> [EXERCISE PROMPT] Using the material below, copy every line where "Ocupacional" appears.

** BEGIN TASK INPUTS **

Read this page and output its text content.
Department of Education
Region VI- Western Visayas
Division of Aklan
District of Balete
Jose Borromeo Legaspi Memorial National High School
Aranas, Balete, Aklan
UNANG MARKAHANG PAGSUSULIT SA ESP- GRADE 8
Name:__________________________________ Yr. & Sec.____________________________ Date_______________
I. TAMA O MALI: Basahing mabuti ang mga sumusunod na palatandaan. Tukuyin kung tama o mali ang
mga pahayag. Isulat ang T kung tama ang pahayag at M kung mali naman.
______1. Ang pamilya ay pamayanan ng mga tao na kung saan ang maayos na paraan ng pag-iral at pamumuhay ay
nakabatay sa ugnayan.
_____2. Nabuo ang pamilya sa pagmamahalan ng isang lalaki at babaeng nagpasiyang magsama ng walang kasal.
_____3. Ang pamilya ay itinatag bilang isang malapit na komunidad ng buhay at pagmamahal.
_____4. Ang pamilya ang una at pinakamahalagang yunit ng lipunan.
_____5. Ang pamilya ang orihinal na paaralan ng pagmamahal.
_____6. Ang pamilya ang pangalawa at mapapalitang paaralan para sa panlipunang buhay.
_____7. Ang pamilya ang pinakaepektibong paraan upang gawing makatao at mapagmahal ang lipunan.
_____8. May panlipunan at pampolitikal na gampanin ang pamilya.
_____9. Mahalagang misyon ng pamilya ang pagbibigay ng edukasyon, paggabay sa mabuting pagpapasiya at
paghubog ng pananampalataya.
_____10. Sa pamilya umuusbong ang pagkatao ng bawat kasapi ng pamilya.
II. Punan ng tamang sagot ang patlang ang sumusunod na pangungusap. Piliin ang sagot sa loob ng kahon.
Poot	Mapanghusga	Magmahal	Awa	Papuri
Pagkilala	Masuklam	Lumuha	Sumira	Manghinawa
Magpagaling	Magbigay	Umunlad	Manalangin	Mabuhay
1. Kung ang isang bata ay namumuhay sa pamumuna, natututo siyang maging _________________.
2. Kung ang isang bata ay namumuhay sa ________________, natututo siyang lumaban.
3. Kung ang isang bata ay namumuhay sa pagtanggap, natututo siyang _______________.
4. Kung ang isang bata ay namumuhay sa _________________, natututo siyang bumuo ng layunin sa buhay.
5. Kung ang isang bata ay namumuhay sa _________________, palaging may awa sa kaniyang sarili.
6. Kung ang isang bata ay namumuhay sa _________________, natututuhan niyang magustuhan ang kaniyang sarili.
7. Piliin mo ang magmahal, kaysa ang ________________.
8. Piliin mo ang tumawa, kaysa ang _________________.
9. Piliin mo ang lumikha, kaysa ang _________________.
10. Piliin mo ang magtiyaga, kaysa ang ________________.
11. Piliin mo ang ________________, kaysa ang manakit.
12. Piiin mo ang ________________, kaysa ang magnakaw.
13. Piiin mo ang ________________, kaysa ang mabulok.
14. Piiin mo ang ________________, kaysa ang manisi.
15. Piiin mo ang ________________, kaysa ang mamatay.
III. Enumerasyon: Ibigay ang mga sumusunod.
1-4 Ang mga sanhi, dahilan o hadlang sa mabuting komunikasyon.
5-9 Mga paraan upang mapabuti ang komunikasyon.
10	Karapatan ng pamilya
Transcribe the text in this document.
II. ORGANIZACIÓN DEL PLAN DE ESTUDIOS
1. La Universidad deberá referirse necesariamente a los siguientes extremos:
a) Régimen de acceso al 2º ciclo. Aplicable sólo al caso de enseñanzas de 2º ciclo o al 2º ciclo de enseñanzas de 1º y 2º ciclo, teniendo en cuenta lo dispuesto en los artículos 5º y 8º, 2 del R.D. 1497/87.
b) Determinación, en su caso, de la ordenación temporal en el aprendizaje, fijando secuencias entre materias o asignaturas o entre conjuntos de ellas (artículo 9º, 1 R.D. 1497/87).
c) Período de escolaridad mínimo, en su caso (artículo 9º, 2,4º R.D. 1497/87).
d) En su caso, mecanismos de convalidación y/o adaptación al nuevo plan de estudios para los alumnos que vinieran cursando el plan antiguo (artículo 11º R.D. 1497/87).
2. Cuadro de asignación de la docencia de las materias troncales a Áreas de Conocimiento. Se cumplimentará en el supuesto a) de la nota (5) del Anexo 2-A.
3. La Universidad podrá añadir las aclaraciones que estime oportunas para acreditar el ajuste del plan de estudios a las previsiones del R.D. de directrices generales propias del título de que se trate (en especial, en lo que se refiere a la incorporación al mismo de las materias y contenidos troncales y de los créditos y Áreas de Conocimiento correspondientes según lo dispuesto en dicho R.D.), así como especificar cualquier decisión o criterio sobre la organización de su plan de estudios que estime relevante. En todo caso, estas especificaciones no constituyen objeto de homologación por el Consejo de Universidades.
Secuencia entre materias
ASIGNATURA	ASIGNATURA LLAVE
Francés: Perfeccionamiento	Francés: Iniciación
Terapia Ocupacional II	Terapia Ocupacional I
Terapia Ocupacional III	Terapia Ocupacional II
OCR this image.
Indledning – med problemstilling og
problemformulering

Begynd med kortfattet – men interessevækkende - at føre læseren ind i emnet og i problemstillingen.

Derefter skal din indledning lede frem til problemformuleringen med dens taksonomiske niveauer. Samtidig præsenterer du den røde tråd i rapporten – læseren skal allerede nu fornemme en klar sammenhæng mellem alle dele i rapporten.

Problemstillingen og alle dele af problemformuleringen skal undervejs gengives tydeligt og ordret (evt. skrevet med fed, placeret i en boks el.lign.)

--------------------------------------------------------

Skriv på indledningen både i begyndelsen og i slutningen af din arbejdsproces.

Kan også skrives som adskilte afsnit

** END TASK INPUTS **

> [TASK OUTPUT]
Terapia Ocupacional II	Terapia Ocupacional I
Terapia Ocupacional III	Terapia Ocupacional II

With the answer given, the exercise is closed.